>> START Listed records
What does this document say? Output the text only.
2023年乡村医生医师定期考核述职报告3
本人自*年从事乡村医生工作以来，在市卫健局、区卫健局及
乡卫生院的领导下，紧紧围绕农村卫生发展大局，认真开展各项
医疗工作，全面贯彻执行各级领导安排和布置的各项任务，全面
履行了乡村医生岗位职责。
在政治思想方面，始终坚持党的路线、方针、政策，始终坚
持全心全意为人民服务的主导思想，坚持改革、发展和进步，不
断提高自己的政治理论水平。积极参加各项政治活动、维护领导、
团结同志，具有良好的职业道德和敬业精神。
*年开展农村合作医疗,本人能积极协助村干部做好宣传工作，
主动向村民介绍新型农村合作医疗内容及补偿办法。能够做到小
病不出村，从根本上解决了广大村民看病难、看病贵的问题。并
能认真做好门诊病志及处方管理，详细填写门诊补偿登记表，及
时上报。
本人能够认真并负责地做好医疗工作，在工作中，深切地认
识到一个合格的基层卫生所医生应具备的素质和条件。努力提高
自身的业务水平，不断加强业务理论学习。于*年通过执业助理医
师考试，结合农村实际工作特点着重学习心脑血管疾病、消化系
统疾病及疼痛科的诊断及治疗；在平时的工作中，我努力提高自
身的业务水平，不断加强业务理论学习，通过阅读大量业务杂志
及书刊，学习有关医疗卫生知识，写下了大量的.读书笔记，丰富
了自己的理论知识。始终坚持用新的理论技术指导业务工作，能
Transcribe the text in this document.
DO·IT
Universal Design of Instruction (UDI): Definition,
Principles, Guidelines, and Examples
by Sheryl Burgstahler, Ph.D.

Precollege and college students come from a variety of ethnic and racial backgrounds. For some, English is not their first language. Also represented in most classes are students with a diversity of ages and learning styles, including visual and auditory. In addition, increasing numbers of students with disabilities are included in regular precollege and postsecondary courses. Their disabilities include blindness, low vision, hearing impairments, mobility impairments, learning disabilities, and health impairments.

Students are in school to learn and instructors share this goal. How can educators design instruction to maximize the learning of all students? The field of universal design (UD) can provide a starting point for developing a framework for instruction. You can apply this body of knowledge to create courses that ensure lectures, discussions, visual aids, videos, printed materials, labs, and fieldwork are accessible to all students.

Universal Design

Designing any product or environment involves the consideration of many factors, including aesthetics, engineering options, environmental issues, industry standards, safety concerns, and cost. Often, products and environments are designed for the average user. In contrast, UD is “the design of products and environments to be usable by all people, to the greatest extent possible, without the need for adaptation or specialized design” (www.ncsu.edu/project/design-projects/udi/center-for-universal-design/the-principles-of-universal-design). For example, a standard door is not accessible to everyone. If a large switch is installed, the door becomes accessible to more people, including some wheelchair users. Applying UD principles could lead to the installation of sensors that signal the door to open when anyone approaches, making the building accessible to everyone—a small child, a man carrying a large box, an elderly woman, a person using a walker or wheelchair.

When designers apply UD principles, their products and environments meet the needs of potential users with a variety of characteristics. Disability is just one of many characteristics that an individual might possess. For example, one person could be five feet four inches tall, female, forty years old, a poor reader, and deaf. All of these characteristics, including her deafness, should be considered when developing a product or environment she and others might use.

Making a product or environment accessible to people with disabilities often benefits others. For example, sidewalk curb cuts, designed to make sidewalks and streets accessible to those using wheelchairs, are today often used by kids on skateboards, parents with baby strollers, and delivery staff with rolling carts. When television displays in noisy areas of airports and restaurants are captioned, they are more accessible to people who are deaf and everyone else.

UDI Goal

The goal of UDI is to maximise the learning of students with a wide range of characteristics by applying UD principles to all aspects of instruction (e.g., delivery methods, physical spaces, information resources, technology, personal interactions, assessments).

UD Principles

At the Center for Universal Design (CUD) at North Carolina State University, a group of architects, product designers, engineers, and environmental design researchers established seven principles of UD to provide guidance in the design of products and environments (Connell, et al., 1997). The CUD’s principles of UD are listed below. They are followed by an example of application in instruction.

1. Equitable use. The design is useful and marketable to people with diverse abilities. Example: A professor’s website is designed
>> END Listed records
**To be done:** Extract every entry in the listing word for word.

**Response:**
What does this document say? Output the text only.
2023年乡村医生医师定期考核述职报告3
本人自*年从事乡村医生工作以来，在市卫健局、区卫健局及
乡卫生院的领导下，紧紧围绕农村卫生发展大局，认真开展各项
医疗工作，全面贯彻执行各级领导安排和布置的各项任务，全面
履行了乡村医生岗位职责。
在政治思想方面，始终坚持党的路线、方针、政策，始终坚
持全心全意为人民服务的主导思想，坚持改革、发展和进步，不
断提高自己的政治理论水平。积极参加各项政治活动、维护领导、
团结同志，具有良好的职业道德和敬业精神。
*年开展农村合作医疗,本人能积极协助村干部做好宣传工作，
主动向村民介绍新型农村合作医疗内容及补偿办法。能够做到小
病不出村，从根本上解决了广大村民看病难、看病贵的问题。并
能认真做好门诊病志及处方管理，详细填写门诊补偿登记表，及
时上报。
本人能够认真并负责地做好医疗工作，在工作中，深切地认
识到一个合格的基层卫生所医生应具备的素质和条件。努力提高
自身的业务水平，不断加强业务理论学习。于*年通过执业助理医
师考试，结合农村实际工作特点着重学习心脑血管疾病、消化系
统疾病及疼痛科的诊断及治疗；在平时的工作中，我努力提高自
身的业务水平，不断加强业务理论学习，通过阅读大量业务杂志
及书刊，学习有关医疗卫生知识，写下了大量的.读书笔记，丰富
了自己的理论知识。始终坚持用新的理论技术指导业务工作，能
Transcribe the text in this document.
DO·IT
Universal Design of Instruction (UDI): Definition,
Principles, Guidelines, and Examples
by Sheryl Burgstahler, Ph.D.

Precollege and college students come from a variety of ethnic and racial backgrounds. For some, English is not their first language. Also represented in most classes are students with a diversity of ages and learning styles, including visual and auditory. In addition, increasing numbers of students with disabilities are included in regular precollege and postsecondary courses. Their disabilities include blindness, low vision, hearing impairments, mobility impairments, learning disabilities, and health impairments.

Students are in school to learn and instructors share this goal. How can educators design instruction to maximize the learning of all students? The field of universal design (UD) can provide a starting point for developing a framework for instruction. You can apply this body of knowledge to create courses that ensure lectures, discussions, visual aids, videos, printed materials, labs, and fieldwork are accessible to all students.

Universal Design

Designing any product or environment involves the consideration of many factors, including aesthetics, engineering options, environmental issues, industry standards, safety concerns, and cost. Often, products and environments are designed for the average user. In contrast, UD is “the design of products and environments to be usable by all people, to the greatest extent possible, without the need for adaptation or specialized design” (www.ncsu.edu/project/design-projects/udi/center-for-universal-design/the-principles-of-universal-design). For example, a standard door is not accessible to everyone. If a large switch is installed, the door becomes accessible to more people, including some wheelchair users. Applying UD principles could lead to the installation of sensors that signal the door to open when anyone approaches, making the building accessible to everyone—a small child, a man carrying a large box, an elderly woman, a person using a walker or wheelchair.

When designers apply UD principles, their products and environments meet the needs of potential users with a variety of characteristics. Disability is just one of many characteristics that an individual might possess. For example, one person could be five feet four inches tall, female, forty years old, a poor reader, and deaf. All of these characteristics, including her deafness, should be considered when developing a product or environment she and others might use.

Making a product or environment accessible to people with disabilities often benefits others. For example, sidewalk curb cuts, designed to make sidewalks and streets accessible to those using wheelchairs, are today often used by kids on skateboards, parents with baby strollers, and delivery staff with rolling carts. When television displays in noisy areas of airports and restaurants are captioned, they are more accessible to people who are deaf and everyone else.

UDI Goal

The goal of UDI is to maximise the learning of students with a wide range of characteristics by applying UD principles to all aspects of instruction (e.g., delivery methods, physical spaces, information resources, technology, personal interactions, assessments).

UD Principles

At the Center for Universal Design (CUD) at North Carolina State University, a group of architects, product designers, engineers, and environmental design researchers established seven principles of UD to provide guidance in the design of products and environments (Connell, et al., 1997). The CUD’s principles of UD are listed below. They are followed by an example of application in instruction.

1. Equitable use. The design is useful and marketable to people with diverse abilities. Example: A professor’s website is designed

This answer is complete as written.